Written exercise
Using the data below, copy every line that contains the word "than".

•••

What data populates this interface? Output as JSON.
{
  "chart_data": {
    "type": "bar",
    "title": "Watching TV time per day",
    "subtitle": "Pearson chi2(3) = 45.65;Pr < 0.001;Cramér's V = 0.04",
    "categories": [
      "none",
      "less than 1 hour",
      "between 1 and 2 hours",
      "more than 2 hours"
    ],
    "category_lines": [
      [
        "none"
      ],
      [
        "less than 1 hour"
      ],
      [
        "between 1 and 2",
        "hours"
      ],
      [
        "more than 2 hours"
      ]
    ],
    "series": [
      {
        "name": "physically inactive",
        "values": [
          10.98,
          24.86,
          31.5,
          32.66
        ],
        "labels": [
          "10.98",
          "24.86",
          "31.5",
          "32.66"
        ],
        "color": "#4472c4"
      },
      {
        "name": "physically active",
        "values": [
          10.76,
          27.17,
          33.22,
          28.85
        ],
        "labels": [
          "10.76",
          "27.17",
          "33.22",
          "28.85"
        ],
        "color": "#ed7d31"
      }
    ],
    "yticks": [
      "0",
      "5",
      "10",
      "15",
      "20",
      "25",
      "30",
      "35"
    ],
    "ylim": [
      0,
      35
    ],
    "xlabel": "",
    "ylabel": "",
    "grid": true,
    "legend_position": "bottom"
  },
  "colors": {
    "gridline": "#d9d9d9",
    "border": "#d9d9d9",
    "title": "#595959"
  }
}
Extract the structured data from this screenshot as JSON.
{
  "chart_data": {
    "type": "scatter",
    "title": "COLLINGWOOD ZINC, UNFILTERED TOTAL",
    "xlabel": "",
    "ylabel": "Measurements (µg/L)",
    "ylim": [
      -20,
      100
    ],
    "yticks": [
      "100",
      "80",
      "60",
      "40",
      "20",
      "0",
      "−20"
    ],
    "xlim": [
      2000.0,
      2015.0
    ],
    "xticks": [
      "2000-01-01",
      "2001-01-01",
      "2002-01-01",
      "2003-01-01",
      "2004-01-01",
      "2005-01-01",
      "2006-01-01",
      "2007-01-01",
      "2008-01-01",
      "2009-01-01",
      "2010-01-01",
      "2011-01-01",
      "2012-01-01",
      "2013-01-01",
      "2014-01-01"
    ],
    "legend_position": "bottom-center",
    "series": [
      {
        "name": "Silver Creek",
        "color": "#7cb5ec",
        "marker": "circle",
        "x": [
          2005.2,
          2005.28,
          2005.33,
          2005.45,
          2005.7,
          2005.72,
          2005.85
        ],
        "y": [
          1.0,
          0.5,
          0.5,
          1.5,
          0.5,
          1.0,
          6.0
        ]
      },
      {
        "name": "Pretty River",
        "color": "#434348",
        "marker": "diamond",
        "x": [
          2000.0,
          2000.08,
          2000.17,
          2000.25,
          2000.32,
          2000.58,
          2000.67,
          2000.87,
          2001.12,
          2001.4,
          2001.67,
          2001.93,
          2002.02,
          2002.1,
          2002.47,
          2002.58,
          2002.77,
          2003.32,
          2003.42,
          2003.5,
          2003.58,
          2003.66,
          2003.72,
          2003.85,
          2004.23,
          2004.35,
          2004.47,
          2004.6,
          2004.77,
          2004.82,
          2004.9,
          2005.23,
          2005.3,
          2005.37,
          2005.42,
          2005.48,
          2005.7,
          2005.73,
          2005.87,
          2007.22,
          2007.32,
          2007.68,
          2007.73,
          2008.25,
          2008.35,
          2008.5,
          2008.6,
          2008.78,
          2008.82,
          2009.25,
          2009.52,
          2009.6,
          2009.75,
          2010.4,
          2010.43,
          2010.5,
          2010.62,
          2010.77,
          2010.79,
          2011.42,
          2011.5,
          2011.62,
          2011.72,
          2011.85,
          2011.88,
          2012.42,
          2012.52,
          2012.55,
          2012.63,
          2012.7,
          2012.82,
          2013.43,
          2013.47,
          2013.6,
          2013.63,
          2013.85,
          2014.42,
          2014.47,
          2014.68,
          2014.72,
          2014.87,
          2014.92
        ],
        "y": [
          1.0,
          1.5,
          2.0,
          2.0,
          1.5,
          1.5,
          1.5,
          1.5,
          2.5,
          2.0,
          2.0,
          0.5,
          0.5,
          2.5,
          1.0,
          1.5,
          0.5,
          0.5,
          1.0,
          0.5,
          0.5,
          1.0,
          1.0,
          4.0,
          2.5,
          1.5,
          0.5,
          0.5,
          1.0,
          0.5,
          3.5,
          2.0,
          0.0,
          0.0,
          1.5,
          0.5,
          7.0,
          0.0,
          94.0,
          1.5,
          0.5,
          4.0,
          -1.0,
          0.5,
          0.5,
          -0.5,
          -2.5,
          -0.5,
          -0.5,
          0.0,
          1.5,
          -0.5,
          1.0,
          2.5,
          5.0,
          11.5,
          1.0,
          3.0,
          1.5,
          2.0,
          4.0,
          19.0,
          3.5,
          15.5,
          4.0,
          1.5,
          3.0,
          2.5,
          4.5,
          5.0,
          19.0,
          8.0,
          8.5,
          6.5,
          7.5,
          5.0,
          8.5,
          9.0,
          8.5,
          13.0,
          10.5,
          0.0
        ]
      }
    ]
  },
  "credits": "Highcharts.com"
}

•••

Response to the task
      "less than 1 hour",
      "more than 2 hours"
        "less than 1 hour"
        "more than 2 hours"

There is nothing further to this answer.